GIVEN PROBLEM:
Omit all pictures, then retype the data exactly as given.

## BEGIN DATA FOR PROCESSING

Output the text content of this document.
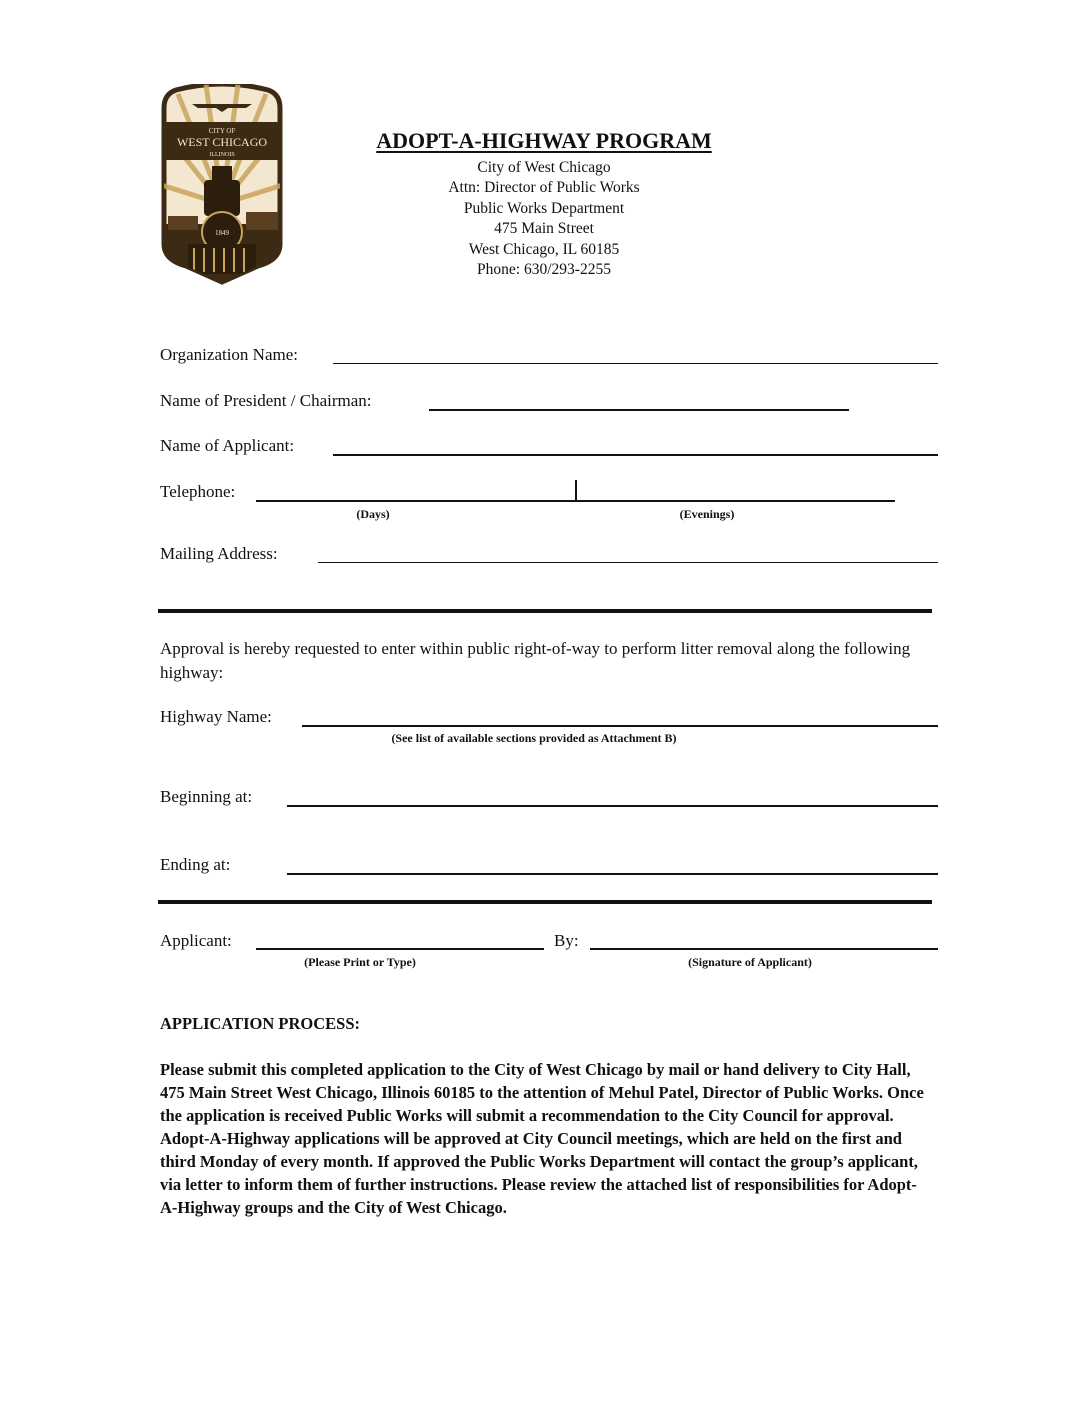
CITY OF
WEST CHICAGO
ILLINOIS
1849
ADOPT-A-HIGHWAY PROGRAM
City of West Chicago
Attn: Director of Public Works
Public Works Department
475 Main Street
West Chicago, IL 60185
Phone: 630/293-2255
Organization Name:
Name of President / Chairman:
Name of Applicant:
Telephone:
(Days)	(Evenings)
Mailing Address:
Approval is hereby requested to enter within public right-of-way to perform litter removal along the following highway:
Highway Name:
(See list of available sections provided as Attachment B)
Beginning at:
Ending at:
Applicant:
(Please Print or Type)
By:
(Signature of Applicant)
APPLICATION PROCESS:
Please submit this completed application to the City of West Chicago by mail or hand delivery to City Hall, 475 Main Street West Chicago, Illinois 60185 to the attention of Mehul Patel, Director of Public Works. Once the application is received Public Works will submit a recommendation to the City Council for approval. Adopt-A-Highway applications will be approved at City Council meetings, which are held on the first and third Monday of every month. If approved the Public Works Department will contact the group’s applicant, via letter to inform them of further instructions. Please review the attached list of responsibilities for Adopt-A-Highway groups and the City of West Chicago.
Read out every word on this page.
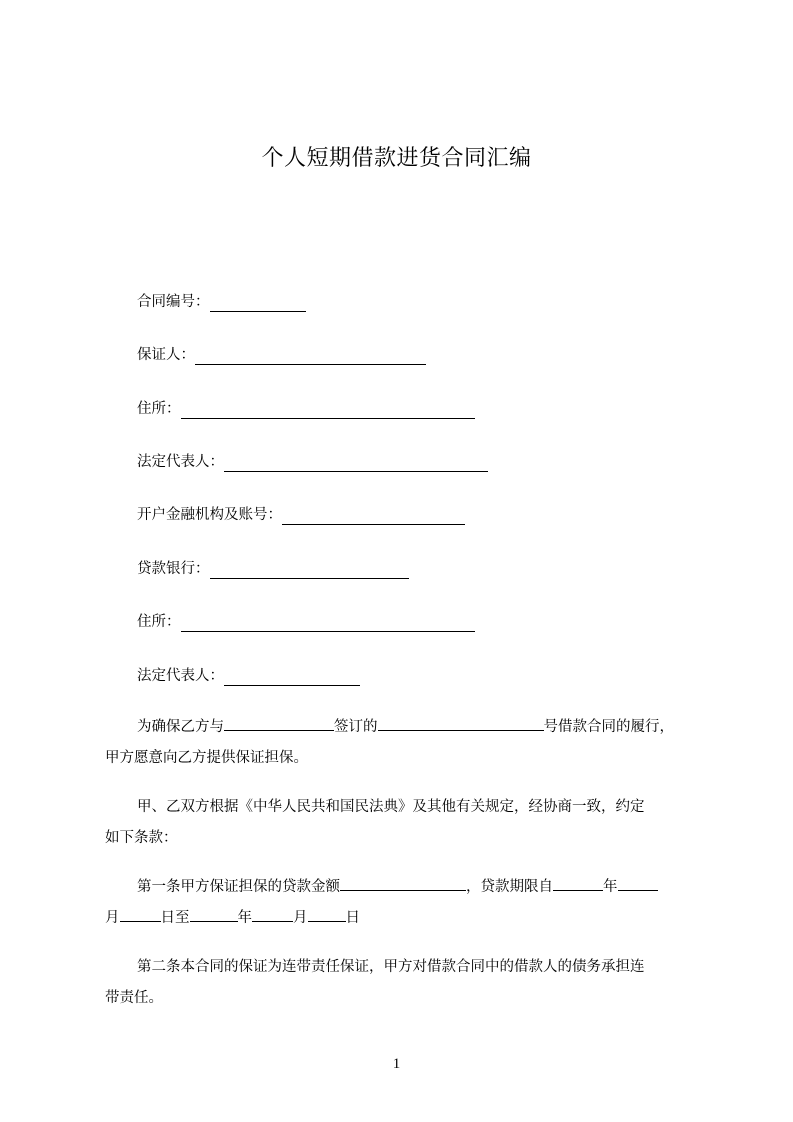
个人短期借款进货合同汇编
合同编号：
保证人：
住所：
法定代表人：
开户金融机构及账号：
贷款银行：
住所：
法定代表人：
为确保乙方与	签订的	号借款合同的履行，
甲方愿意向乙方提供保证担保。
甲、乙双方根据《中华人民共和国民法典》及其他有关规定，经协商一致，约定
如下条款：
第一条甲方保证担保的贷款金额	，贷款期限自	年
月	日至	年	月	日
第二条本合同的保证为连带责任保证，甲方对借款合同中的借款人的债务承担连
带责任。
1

## END DATA FOR PROCESSING

THE SOLUTION:
Output the text content of this document.
CITY OF
WEST CHICAGO
ILLINOIS
1849
ADOPT-A-HIGHWAY PROGRAM
City of West Chicago
Attn: Director of Public Works
Public Works Department
475 Main Street
West Chicago, IL 60185
Phone: 630/293-2255
Organization Name:
Name of President / Chairman:
Name of Applicant:
Telephone:
(Days)	(Evenings)
Mailing Address:
Approval is hereby requested to enter within public right-of-way to perform litter removal along the following highway:
Highway Name:
(See list of available sections provided as Attachment B)
Beginning at:
Ending at:
Applicant:
(Please Print or Type)
By:
(Signature of Applicant)
APPLICATION PROCESS:
Please submit this completed application to the City of West Chicago by mail or hand delivery to City Hall, 475 Main Street West Chicago, Illinois 60185 to the attention of Mehul Patel, Director of Public Works. Once the application is received Public Works will submit a recommendation to the City Council for approval. Adopt-A-Highway applications will be approved at City Council meetings, which are held on the first and third Monday of every month. If approved the Public Works Department will contact the group’s applicant, via letter to inform them of further instructions. Please review the attached list of responsibilities for Adopt-A-Highway groups and the City of West Chicago.
Read out every word on this page.
个人短期借款进货合同汇编
合同编号：
保证人：
住所：
法定代表人：
开户金融机构及账号：
贷款银行：
住所：
法定代表人：
为确保乙方与	签订的	号借款合同的履行，
甲方愿意向乙方提供保证担保。
甲、乙双方根据《中华人民共和国民法典》及其他有关规定，经协商一致，约定
如下条款：
第一条甲方保证担保的贷款金额	，贷款期限自	年
月	日至	年	月	日
第二条本合同的保证为连带责任保证，甲方对借款合同中的借款人的债务承担连
带责任。
1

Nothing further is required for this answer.